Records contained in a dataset

★ ★ ★

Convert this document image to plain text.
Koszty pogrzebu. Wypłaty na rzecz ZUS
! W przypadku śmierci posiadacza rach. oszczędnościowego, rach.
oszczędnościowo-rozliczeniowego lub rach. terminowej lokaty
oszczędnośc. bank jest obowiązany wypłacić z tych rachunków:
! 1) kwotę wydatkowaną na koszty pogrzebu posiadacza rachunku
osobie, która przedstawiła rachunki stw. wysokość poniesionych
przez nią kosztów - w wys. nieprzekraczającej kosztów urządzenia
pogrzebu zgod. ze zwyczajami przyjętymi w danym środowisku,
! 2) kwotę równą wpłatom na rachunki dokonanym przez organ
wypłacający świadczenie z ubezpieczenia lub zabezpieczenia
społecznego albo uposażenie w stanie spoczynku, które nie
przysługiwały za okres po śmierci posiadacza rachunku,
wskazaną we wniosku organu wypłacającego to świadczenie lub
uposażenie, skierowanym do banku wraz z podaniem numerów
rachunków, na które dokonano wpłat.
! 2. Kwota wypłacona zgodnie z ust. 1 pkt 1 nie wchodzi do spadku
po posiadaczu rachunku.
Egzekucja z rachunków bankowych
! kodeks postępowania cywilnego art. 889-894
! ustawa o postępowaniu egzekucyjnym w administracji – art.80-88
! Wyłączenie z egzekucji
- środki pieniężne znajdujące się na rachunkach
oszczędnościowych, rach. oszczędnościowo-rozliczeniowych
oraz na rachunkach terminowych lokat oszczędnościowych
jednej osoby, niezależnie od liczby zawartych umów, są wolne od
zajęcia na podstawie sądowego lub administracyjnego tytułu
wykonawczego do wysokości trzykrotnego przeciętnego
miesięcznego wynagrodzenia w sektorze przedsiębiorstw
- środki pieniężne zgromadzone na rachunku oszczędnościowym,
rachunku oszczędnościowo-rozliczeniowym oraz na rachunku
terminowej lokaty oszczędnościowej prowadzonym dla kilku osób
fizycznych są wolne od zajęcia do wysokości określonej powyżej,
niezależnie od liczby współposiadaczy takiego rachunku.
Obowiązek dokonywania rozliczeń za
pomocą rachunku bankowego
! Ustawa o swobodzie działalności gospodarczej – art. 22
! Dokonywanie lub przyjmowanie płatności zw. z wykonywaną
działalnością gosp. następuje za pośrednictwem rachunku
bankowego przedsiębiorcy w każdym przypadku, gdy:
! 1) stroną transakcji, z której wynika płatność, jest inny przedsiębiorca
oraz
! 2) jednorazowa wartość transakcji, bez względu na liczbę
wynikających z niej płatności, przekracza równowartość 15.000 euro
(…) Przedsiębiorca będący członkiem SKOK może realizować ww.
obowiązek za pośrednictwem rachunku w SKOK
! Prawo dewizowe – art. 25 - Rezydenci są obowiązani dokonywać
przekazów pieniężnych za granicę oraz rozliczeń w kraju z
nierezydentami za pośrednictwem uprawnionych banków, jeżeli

★ ★ ★

**Exercise:** Extract all the material, leaving every line as it is.

**Output:**
Convert this document image to plain text.
Koszty pogrzebu. Wypłaty na rzecz ZUS
! W przypadku śmierci posiadacza rach. oszczędnościowego, rach.
oszczędnościowo-rozliczeniowego lub rach. terminowej lokaty
oszczędnośc. bank jest obowiązany wypłacić z tych rachunków:
! 1) kwotę wydatkowaną na koszty pogrzebu posiadacza rachunku
osobie, która przedstawiła rachunki stw. wysokość poniesionych
przez nią kosztów - w wys. nieprzekraczającej kosztów urządzenia
pogrzebu zgod. ze zwyczajami przyjętymi w danym środowisku,
! 2) kwotę równą wpłatom na rachunki dokonanym przez organ
wypłacający świadczenie z ubezpieczenia lub zabezpieczenia
społecznego albo uposażenie w stanie spoczynku, które nie
przysługiwały za okres po śmierci posiadacza rachunku,
wskazaną we wniosku organu wypłacającego to świadczenie lub
uposażenie, skierowanym do banku wraz z podaniem numerów
rachunków, na które dokonano wpłat.
! 2. Kwota wypłacona zgodnie z ust. 1 pkt 1 nie wchodzi do spadku
po posiadaczu rachunku.
Egzekucja z rachunków bankowych
! kodeks postępowania cywilnego art. 889-894
! ustawa o postępowaniu egzekucyjnym w administracji – art.80-88
! Wyłączenie z egzekucji
- środki pieniężne znajdujące się na rachunkach
oszczędnościowych, rach. oszczędnościowo-rozliczeniowych
oraz na rachunkach terminowych lokat oszczędnościowych
jednej osoby, niezależnie od liczby zawartych umów, są wolne od
zajęcia na podstawie sądowego lub administracyjnego tytułu
wykonawczego do wysokości trzykrotnego przeciętnego
miesięcznego wynagrodzenia w sektorze przedsiębiorstw
- środki pieniężne zgromadzone na rachunku oszczędnościowym,
rachunku oszczędnościowo-rozliczeniowym oraz na rachunku
terminowej lokaty oszczędnościowej prowadzonym dla kilku osób
fizycznych są wolne od zajęcia do wysokości określonej powyżej,
niezależnie od liczby współposiadaczy takiego rachunku.
Obowiązek dokonywania rozliczeń za
pomocą rachunku bankowego
! Ustawa o swobodzie działalności gospodarczej – art. 22
! Dokonywanie lub przyjmowanie płatności zw. z wykonywaną
działalnością gosp. następuje za pośrednictwem rachunku
bankowego przedsiębiorcy w każdym przypadku, gdy:
! 1) stroną transakcji, z której wynika płatność, jest inny przedsiębiorca
oraz
! 2) jednorazowa wartość transakcji, bez względu na liczbę
wynikających z niej płatności, przekracza równowartość 15.000 euro
(…) Przedsiębiorca będący członkiem SKOK może realizować ww.
obowiązek za pośrednictwem rachunku w SKOK
! Prawo dewizowe – art. 25 - Rezydenci są obowiązani dokonywać
przekazów pieniężnych za granicę oraz rozliczeń w kraju z
nierezydentami za pośrednictwem uprawnionych banków, jeżeli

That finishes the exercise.